> Records to process

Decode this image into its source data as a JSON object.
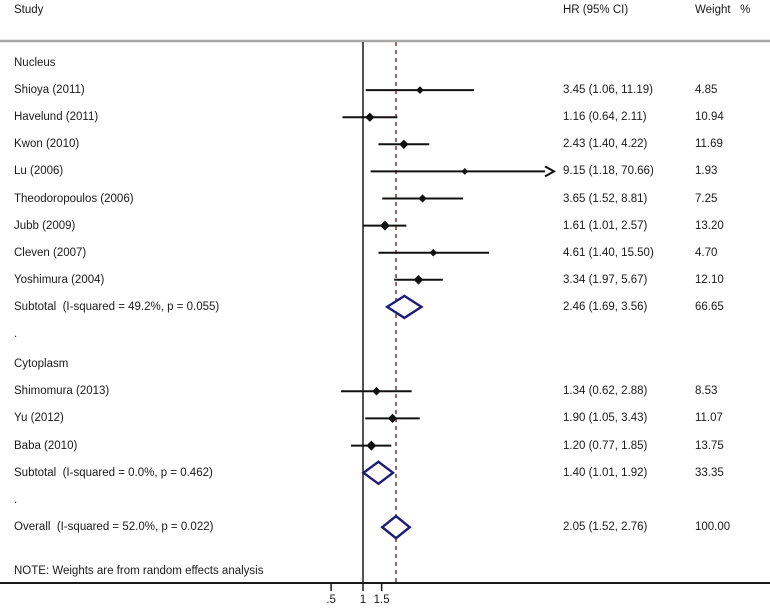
{
  "columns": {
    "study": "Study",
    "hr_ci": "HR (95% CI)",
    "weight_pct": "Weight   %"
  },
  "note": "NOTE: Weights are from random effects analysis",
  "axis": {
    "scale": "log",
    "ref_value": 1,
    "dashed_value": 2.05,
    "ticks": [
      {
        "label": ".5",
        "value": 0.5
      },
      {
        "label": "1",
        "value": 1
      },
      {
        "label": "1.5",
        "value": 1.5
      }
    ]
  },
  "colors": {
    "text": "#1a1a1a",
    "top_rule": "#a8a8a8",
    "bottom_rule": "#1a1a1a",
    "ref_line": "#1a1a1a",
    "dashed_line": "#8b3a42",
    "ci_line": "#111111",
    "study_marker": "#111111",
    "pooled_diamond": "#1b1b78",
    "pooled_fill": "#ffffff"
  },
  "chart_data": {
    "type": "scatter",
    "subtype": "forest-plot",
    "x_scale": "log",
    "xlabel": "",
    "ylabel": "",
    "x_ticks": [
      0.5,
      1,
      1.5
    ],
    "rows": [
      {
        "kind": "group",
        "label": "Nucleus"
      },
      {
        "kind": "study",
        "label": "Shioya (2011)",
        "hr": 3.45,
        "lo": 1.06,
        "hi": 11.19,
        "hr_text": "3.45 (1.06, 11.19)",
        "weight": "4.85"
      },
      {
        "kind": "study",
        "label": "Havelund (2011)",
        "hr": 1.16,
        "lo": 0.64,
        "hi": 2.11,
        "hr_text": "1.16 (0.64, 2.11)",
        "weight": "10.94"
      },
      {
        "kind": "study",
        "label": "Kwon (2010)",
        "hr": 2.43,
        "lo": 1.4,
        "hi": 4.22,
        "hr_text": "2.43 (1.40, 4.22)",
        "weight": "11.69"
      },
      {
        "kind": "study",
        "label": "Lu (2006)",
        "hr": 9.15,
        "lo": 1.18,
        "hi": 70.66,
        "hr_text": "9.15 (1.18, 70.66)",
        "weight": "1.93",
        "arrow": true
      },
      {
        "kind": "study",
        "label": "Theodoropoulos (2006)",
        "hr": 3.65,
        "lo": 1.52,
        "hi": 8.81,
        "hr_text": "3.65 (1.52, 8.81)",
        "weight": "7.25"
      },
      {
        "kind": "study",
        "label": "Jubb (2009)",
        "hr": 1.61,
        "lo": 1.01,
        "hi": 2.57,
        "hr_text": "1.61 (1.01, 2.57)",
        "weight": "13.20"
      },
      {
        "kind": "study",
        "label": "Cleven (2007)",
        "hr": 4.61,
        "lo": 1.4,
        "hi": 15.5,
        "hr_text": "4.61 (1.40, 15.50)",
        "weight": "4.70"
      },
      {
        "kind": "study",
        "label": "Yoshimura (2004)",
        "hr": 3.34,
        "lo": 1.97,
        "hi": 5.67,
        "hr_text": "3.34 (1.97, 5.67)",
        "weight": "12.10"
      },
      {
        "kind": "subtotal",
        "label": "Subtotal  (I-squared = 49.2%, p = 0.055)",
        "hr": 2.46,
        "lo": 1.69,
        "hi": 3.56,
        "hr_text": "2.46 (1.69, 3.56)",
        "weight": "66.65"
      },
      {
        "kind": "gap",
        "label": "."
      },
      {
        "kind": "group",
        "label": "Cytoplasm"
      },
      {
        "kind": "study",
        "label": "Shimomura (2013)",
        "hr": 1.34,
        "lo": 0.62,
        "hi": 2.88,
        "hr_text": "1.34 (0.62, 2.88)",
        "weight": "8.53"
      },
      {
        "kind": "study",
        "label": "Yu (2012)",
        "hr": 1.9,
        "lo": 1.05,
        "hi": 3.43,
        "hr_text": "1.90 (1.05, 3.43)",
        "weight": "11.07"
      },
      {
        "kind": "study",
        "label": "Baba (2010)",
        "hr": 1.2,
        "lo": 0.77,
        "hi": 1.85,
        "hr_text": "1.20 (0.77, 1.85)",
        "weight": "13.75"
      },
      {
        "kind": "subtotal",
        "label": "Subtotal  (I-squared = 0.0%, p = 0.462)",
        "hr": 1.4,
        "lo": 1.01,
        "hi": 1.92,
        "hr_text": "1.40 (1.01, 1.92)",
        "weight": "33.35"
      },
      {
        "kind": "gap",
        "label": "."
      },
      {
        "kind": "overall",
        "label": "Overall  (I-squared = 52.0%, p = 0.022)",
        "hr": 2.05,
        "lo": 1.52,
        "hi": 2.76,
        "hr_text": "2.05 (1.52, 2.76)",
        "weight": "100.00"
      }
    ]
  }
}
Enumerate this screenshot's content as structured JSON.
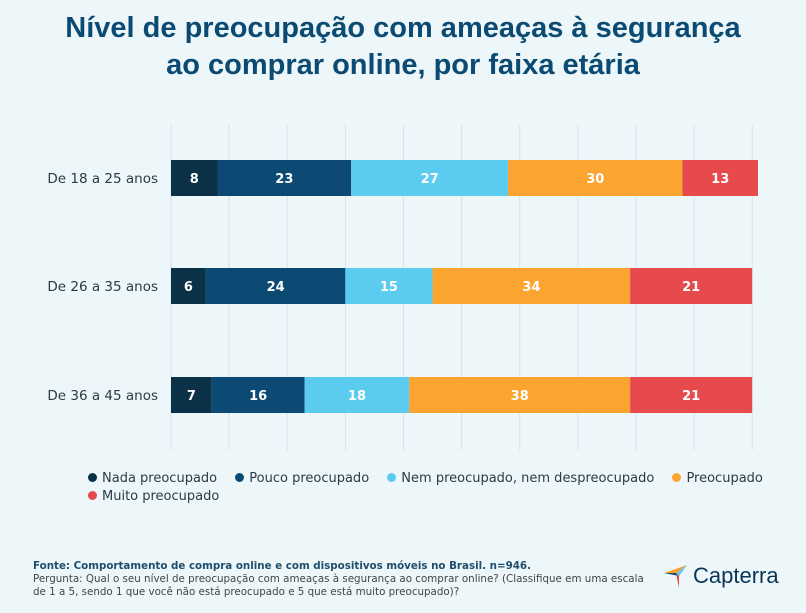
{
  "title_line1": "Nível de preocupação com ameaças à segurança",
  "title_line2": "ao comprar online, por faixa etária",
  "chart_data": {
    "type": "bar",
    "orientation": "horizontal",
    "stacked": true,
    "title": "Nível de preocupação com ameaças à segurança ao comprar online, por faixa etária",
    "categories": [
      "De 18 a 25 anos",
      "De 26 a 35 anos",
      "De 36 a 45 anos"
    ],
    "series": [
      {
        "name": "Nada preocupado",
        "color": "#0b3147",
        "values": [
          8,
          6,
          7
        ]
      },
      {
        "name": "Pouco preocupado",
        "color": "#0d4a73",
        "values": [
          23,
          24,
          16
        ]
      },
      {
        "name": "Nem preocupado, nem despreocupado",
        "color": "#5ccbf0",
        "values": [
          27,
          15,
          18
        ]
      },
      {
        "name": "Preocupado",
        "color": "#fca430",
        "values": [
          30,
          34,
          38
        ]
      },
      {
        "name": "Muito preocupado",
        "color": "#e64a4d",
        "values": [
          13,
          21,
          21
        ]
      }
    ],
    "xlim": [
      0,
      101
    ],
    "grid": true,
    "legend_position": "bottom"
  },
  "legend": {
    "row1": [
      "Nada preocupado",
      "Pouco preocupado",
      "Nem preocupado, nem despreocupado",
      "Preocupado"
    ],
    "row2": [
      "Muito preocupado"
    ]
  },
  "footer": {
    "source": "Fonte:  Comportamento de compra online e com dispositivos móveis no Brasil. n=946.",
    "question_line1": "Pergunta: Qual o seu nível de preocupação com ameaças à segurança ao comprar online? (Classifique em uma escala",
    "question_line2": "de 1 a 5, sendo 1 que você não está preocupado e 5 que está muito preocupado)?"
  },
  "logo": {
    "text": "Capterra",
    "icon": "capterra-arrow-icon"
  },
  "colors": {
    "title": "#0b4b73",
    "background": "#edf7fa"
  }
}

> What you should do
Using the material above, report each line where "source" occurs.

> Written solution
Decode this image into its source data as a JSON object.
    "source": "Fonte:  Comportamento de compra online e com dispositivos móveis no Brasil. n=946.",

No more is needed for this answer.